Data records

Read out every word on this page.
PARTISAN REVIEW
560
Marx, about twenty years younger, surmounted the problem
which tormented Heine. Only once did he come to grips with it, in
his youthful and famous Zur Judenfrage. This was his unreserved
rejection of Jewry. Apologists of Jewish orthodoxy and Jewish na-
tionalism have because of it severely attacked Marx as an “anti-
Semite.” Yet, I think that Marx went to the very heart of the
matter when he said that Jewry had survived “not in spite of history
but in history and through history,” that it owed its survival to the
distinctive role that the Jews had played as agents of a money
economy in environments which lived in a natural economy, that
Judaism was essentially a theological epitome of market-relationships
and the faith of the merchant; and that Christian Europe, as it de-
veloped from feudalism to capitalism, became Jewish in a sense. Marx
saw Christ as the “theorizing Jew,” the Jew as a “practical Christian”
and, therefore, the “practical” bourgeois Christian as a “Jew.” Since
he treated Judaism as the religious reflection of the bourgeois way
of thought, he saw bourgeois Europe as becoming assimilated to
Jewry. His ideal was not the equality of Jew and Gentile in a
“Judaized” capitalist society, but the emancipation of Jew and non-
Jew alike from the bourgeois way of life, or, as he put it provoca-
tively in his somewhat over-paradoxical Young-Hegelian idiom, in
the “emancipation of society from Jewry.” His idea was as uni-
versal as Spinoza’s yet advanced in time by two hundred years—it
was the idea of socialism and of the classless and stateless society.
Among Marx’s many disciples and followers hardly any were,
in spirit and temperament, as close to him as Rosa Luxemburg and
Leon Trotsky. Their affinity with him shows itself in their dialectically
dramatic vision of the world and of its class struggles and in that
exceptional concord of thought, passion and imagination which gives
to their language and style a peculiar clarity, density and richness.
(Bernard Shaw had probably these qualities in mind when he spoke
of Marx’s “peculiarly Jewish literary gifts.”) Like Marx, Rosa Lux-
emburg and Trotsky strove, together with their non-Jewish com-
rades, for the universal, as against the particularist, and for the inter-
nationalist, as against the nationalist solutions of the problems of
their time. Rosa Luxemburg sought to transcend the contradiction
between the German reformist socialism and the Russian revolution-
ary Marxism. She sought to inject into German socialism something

__Work required__
Where a line above contains the string "Jewish", copy that line.

__Solution to the problem__
rejection of Jewry. Apologists of Jewish orthodoxy and Jewish na-
veloped from feudalism to capitalism, became Jewish in a sense. Marx
of Marx’s “peculiarly Jewish literary gifts.”) Like Marx, Rosa Lux-
emburg and Trotsky strove, together with their non-Jewish com-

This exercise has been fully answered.